* _TASK PROMPT_: Extract every line where the string "text" appears.

[start of LISTED ENTRIES]

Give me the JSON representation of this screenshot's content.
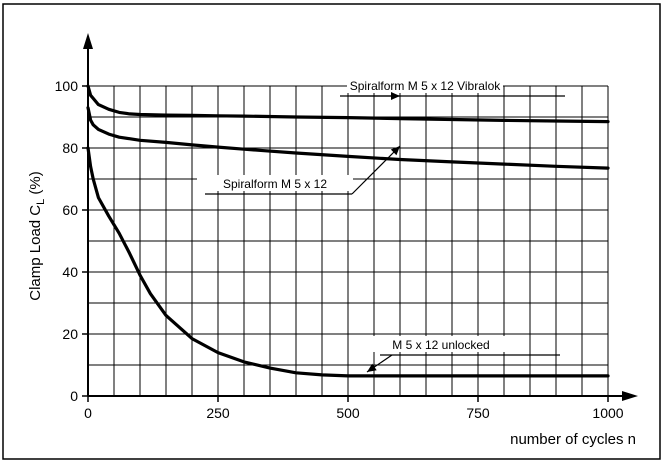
{
  "chart_data": {
    "type": "line",
    "xlabel": "number of cycles n",
    "ylabel": "Clamp Load C",
    "ylabel_subscript": "L",
    "ylabel_suffix": " (%)",
    "xlim": [
      0,
      1000
    ],
    "ylim": [
      0,
      110
    ],
    "x_ticks": [
      0,
      250,
      500,
      750,
      1000
    ],
    "y_ticks": [
      0,
      20,
      40,
      60,
      80,
      100
    ],
    "x_grid_step": 50,
    "y_grid_step": 10,
    "grid": true,
    "series": [
      {
        "name": "Spiralform M 5 x 12 Vibralok",
        "x": [
          0,
          5,
          10,
          20,
          40,
          60,
          80,
          100,
          150,
          200,
          250,
          300,
          400,
          500,
          600,
          700,
          800,
          900,
          1000
        ],
        "y": [
          100,
          97,
          96,
          94,
          92.5,
          91.5,
          91,
          90.8,
          90.6,
          90.5,
          90.4,
          90.3,
          90,
          89.8,
          89.5,
          89.2,
          88.9,
          88.7,
          88.5
        ]
      },
      {
        "name": "Spiralform M 5 x 12",
        "x": [
          0,
          5,
          10,
          20,
          40,
          60,
          80,
          100,
          150,
          200,
          250,
          300,
          400,
          500,
          600,
          700,
          800,
          900,
          1000
        ],
        "y": [
          93,
          89,
          87.5,
          86,
          84.5,
          83.5,
          83,
          82.5,
          81.8,
          81,
          80.3,
          79.6,
          78.4,
          77.3,
          76.3,
          75.5,
          74.8,
          74.1,
          73.5
        ]
      },
      {
        "name": "M 5 x 12 unlocked",
        "x": [
          0,
          5,
          10,
          20,
          40,
          60,
          80,
          100,
          120,
          150,
          200,
          250,
          300,
          350,
          400,
          450,
          500,
          550,
          600,
          700,
          800,
          900,
          1000
        ],
        "y": [
          80,
          74,
          70,
          64,
          58,
          52.5,
          46,
          39,
          33,
          26,
          18.5,
          14,
          11,
          9,
          7.5,
          6.8,
          6.5,
          6.5,
          6.5,
          6.5,
          6.5,
          6.5,
          6.5
        ]
      }
    ],
    "annotations": [
      {
        "text": "Spiralform M 5 x 12 Vibralok",
        "series": 0
      },
      {
        "text": "Spiralform M 5 x 12",
        "series": 1
      },
      {
        "text": "M 5 x 12 unlocked",
        "series": 2
      }
    ]
  }
}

[end of LISTED ENTRIES]

* _OUTPUT FOR THIS TASK_:
        "text": "Spiralform M 5 x 12 Vibralok",
        "text": "Spiralform M 5 x 12",
        "text": "M 5 x 12 unlocked",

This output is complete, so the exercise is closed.